● WHAT YOU SHOULD DO:
Without changing a character, return the entries, but not the images they hold.

● Collection entries:
....................

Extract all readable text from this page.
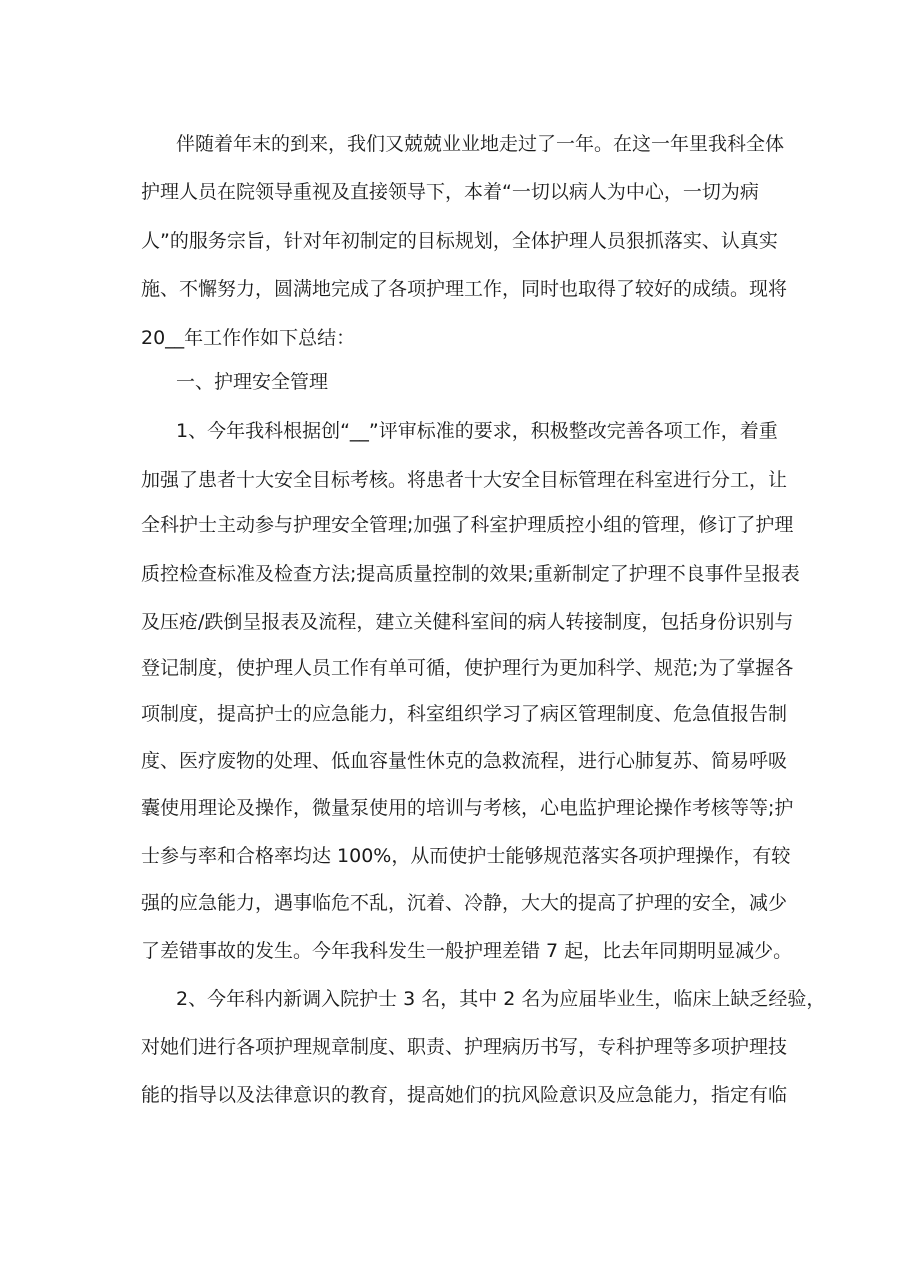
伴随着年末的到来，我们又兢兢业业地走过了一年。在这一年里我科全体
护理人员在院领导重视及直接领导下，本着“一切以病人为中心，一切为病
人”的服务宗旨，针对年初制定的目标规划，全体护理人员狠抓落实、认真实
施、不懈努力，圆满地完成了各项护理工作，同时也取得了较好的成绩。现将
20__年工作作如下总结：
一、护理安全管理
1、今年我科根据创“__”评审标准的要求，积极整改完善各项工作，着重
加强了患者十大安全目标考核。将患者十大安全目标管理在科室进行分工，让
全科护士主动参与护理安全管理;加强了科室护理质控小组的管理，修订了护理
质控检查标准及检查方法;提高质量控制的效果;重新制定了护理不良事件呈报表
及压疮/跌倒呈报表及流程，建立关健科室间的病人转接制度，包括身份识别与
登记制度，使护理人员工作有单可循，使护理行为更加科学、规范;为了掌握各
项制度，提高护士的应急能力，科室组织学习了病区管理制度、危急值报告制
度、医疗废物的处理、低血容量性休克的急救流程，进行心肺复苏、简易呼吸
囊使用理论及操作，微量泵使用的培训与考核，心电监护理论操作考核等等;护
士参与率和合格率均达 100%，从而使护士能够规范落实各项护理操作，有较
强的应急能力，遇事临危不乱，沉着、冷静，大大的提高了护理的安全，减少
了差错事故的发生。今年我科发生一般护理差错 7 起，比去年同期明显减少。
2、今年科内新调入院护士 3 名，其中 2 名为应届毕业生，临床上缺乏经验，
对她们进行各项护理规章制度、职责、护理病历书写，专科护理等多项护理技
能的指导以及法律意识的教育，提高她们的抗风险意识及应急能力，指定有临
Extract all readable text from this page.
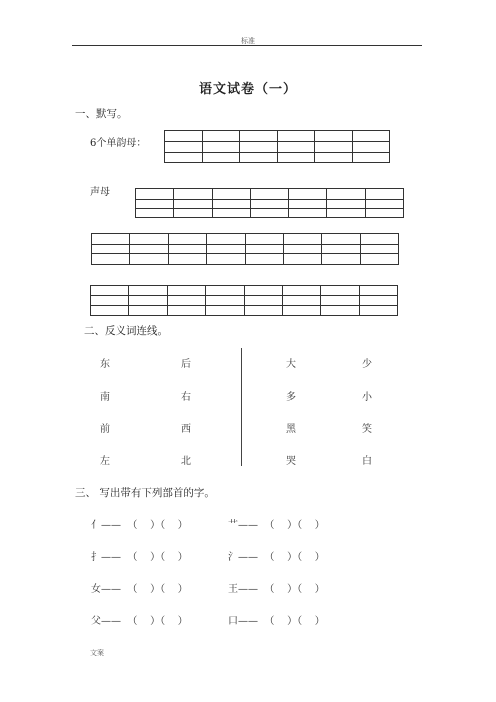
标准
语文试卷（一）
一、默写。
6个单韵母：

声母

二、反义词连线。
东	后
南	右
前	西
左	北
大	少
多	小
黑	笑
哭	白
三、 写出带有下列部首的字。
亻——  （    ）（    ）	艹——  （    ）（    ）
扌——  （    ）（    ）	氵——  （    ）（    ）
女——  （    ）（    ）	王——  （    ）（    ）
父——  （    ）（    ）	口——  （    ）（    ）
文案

....................

● RESULT BELOW:
Extract all readable text from this page.
伴随着年末的到来，我们又兢兢业业地走过了一年。在这一年里我科全体
护理人员在院领导重视及直接领导下，本着“一切以病人为中心，一切为病
人”的服务宗旨，针对年初制定的目标规划，全体护理人员狠抓落实、认真实
施、不懈努力，圆满地完成了各项护理工作，同时也取得了较好的成绩。现将
20__年工作作如下总结：
一、护理安全管理
1、今年我科根据创“__”评审标准的要求，积极整改完善各项工作，着重
加强了患者十大安全目标考核。将患者十大安全目标管理在科室进行分工，让
全科护士主动参与护理安全管理;加强了科室护理质控小组的管理，修订了护理
质控检查标准及检查方法;提高质量控制的效果;重新制定了护理不良事件呈报表
及压疮/跌倒呈报表及流程，建立关健科室间的病人转接制度，包括身份识别与
登记制度，使护理人员工作有单可循，使护理行为更加科学、规范;为了掌握各
项制度，提高护士的应急能力，科室组织学习了病区管理制度、危急值报告制
度、医疗废物的处理、低血容量性休克的急救流程，进行心肺复苏、简易呼吸
囊使用理论及操作，微量泵使用的培训与考核，心电监护理论操作考核等等;护
士参与率和合格率均达 100%，从而使护士能够规范落实各项护理操作，有较
强的应急能力，遇事临危不乱，沉着、冷静，大大的提高了护理的安全，减少
了差错事故的发生。今年我科发生一般护理差错 7 起，比去年同期明显减少。
2、今年科内新调入院护士 3 名，其中 2 名为应届毕业生，临床上缺乏经验，
对她们进行各项护理规章制度、职责、护理病历书写，专科护理等多项护理技
能的指导以及法律意识的教育，提高她们的抗风险意识及应急能力，指定有临
Extract all readable text from this page.
标准
语文试卷（一）
一、默写。
6个单韵母：

声母

二、反义词连线。
东	后
南	右
前	西
左	北
大	少
多	小
黑	笑
哭	白
三、 写出带有下列部首的字。
亻——  （    ）（    ）	艹——  （    ）（    ）
扌——  （    ）（    ）	氵——  （    ）（    ）
女——  （    ）（    ）	王——  （    ）（    ）
父——  （    ）（    ）	口——  （    ）（    ）
文案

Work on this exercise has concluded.